> [YOUR INSTRUCTIONS]: What you produce should be an exact transcription of the data, minus any pictures.

> [Page content records]:

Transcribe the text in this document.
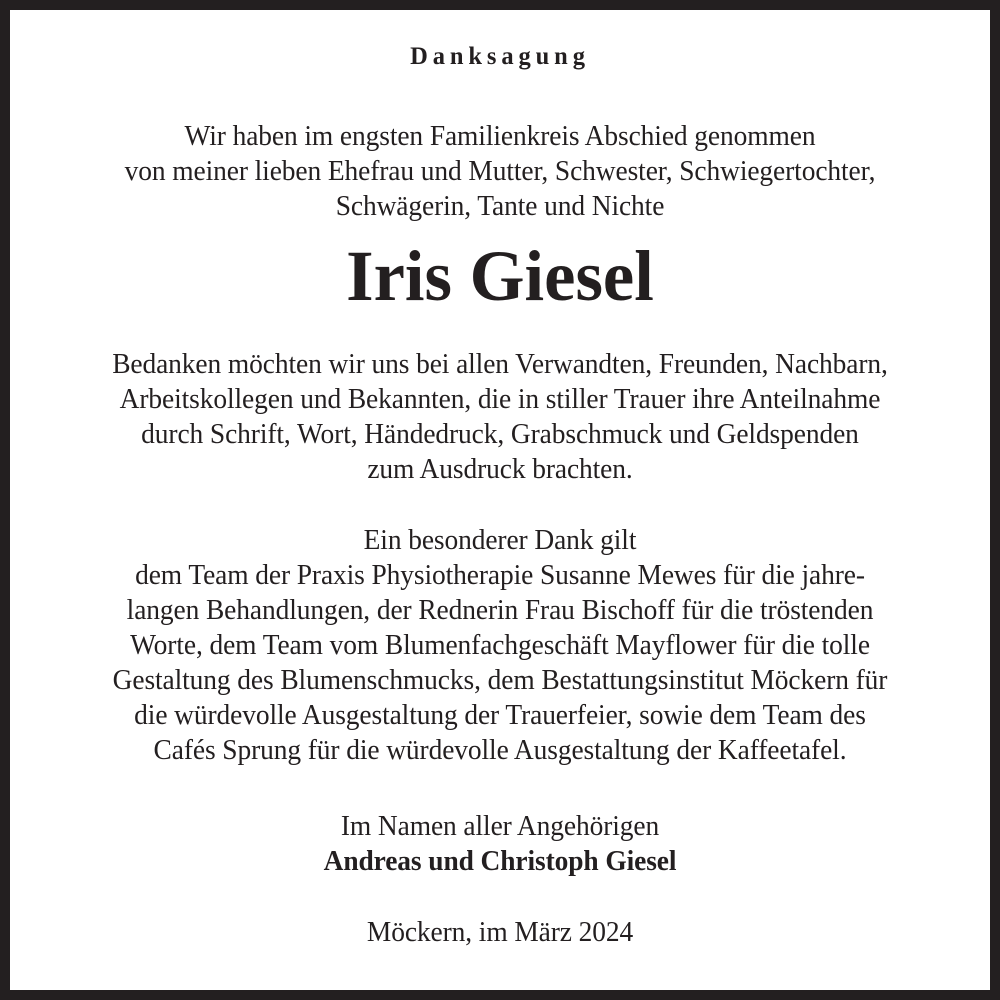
Danksagung
Wir haben im engsten Familienkreis Abschied genommen
von meiner lieben Ehefrau und Mutter, Schwester, Schwiegertochter,
Schwägerin, Tante und Nichte
Iris Giesel
Bedanken möchten wir uns bei allen Verwandten, Freunden, Nachbarn,
Arbeitskollegen und Bekannten, die in stiller Trauer ihre Anteilnahme
durch Schrift, Wort, Händedruck, Grabschmuck und Geldspenden
zum Ausdruck brachten.
Ein besonderer Dank gilt
dem Team der Praxis Physiotherapie Susanne Mewes für die jahre-
langen Behandlungen, der Rednerin Frau Bischoff für die tröstenden
Worte, dem Team vom Blumenfachgeschäft Mayflower für die tolle
Gestaltung des Blumenschmucks, dem Bestattungsinstitut Möckern für
die würdevolle Ausgestaltung der Trauerfeier, sowie dem Team des
Cafés Sprung für die würdevolle Ausgestaltung der Kaffeetafel.
Im Namen aller Angehörigen
Andreas und Christoph Giesel
Möckern, im März 2024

> [YOUR RESPONSE]:
Transcribe the text in this document.
Danksagung
Wir haben im engsten Familienkreis Abschied genommen
von meiner lieben Ehefrau und Mutter, Schwester, Schwiegertochter,
Schwägerin, Tante und Nichte
Iris Giesel
Bedanken möchten wir uns bei allen Verwandten, Freunden, Nachbarn,
Arbeitskollegen und Bekannten, die in stiller Trauer ihre Anteilnahme
durch Schrift, Wort, Händedruck, Grabschmuck und Geldspenden
zum Ausdruck brachten.
Ein besonderer Dank gilt
dem Team der Praxis Physiotherapie Susanne Mewes für die jahre-
langen Behandlungen, der Rednerin Frau Bischoff für die tröstenden
Worte, dem Team vom Blumenfachgeschäft Mayflower für die tolle
Gestaltung des Blumenschmucks, dem Bestattungsinstitut Möckern für
die würdevolle Ausgestaltung der Trauerfeier, sowie dem Team des
Cafés Sprung für die würdevolle Ausgestaltung der Kaffeetafel.
Im Namen aller Angehörigen
Andreas und Christoph Giesel
Möckern, im März 2024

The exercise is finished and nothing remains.